# Start of Record extracts

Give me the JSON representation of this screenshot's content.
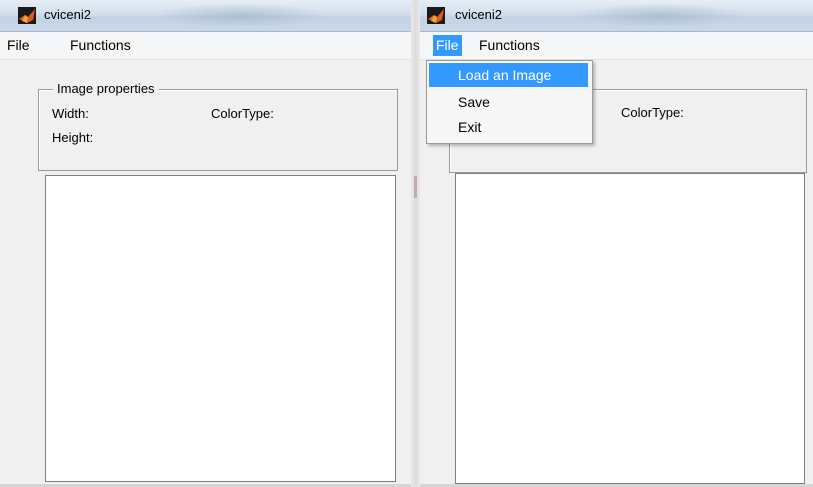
{
  "left_window": {
    "title": "cviceni2",
    "menu": {
      "file": "File",
      "functions": "Functions"
    },
    "panel": {
      "legend": "Image properties",
      "width_label": "Width:",
      "height_label": "Height:",
      "colortype_label": "ColorType:"
    }
  },
  "right_window": {
    "title": "cviceni2",
    "menu": {
      "file": "File",
      "functions": "Functions"
    },
    "panel": {
      "colortype_label": "ColorType:"
    },
    "file_menu_items": [
      "Load an Image",
      "Save",
      "Exit"
    ],
    "highlighted_item": "Load an Image"
  },
  "colors": {
    "highlight": "#3399ff",
    "titlebar": "#d3dfec",
    "window_bg": "#f0f0f0"
  },
  "icons": [
    "matlab-logo-icon"
  ]
}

# End of Record extracts

* Instructions to follow
Each record must be quoted in full and exactly. Do not include the pictures.

* Task solution
Give me the JSON representation of this screenshot's content.
{
  "left_window": {
    "title": "cviceni2",
    "menu": {
      "file": "File",
      "functions": "Functions"
    },
    "panel": {
      "legend": "Image properties",
      "width_label": "Width:",
      "height_label": "Height:",
      "colortype_label": "ColorType:"
    }
  },
  "right_window": {
    "title": "cviceni2",
    "menu": {
      "file": "File",
      "functions": "Functions"
    },
    "panel": {
      "colortype_label": "ColorType:"
    },
    "file_menu_items": [
      "Load an Image",
      "Save",
      "Exit"
    ],
    "highlighted_item": "Load an Image"
  },
  "colors": {
    "highlight": "#3399ff",
    "titlebar": "#d3dfec",
    "window_bg": "#f0f0f0"
  },
  "icons": [
    "matlab-logo-icon"
  ]
}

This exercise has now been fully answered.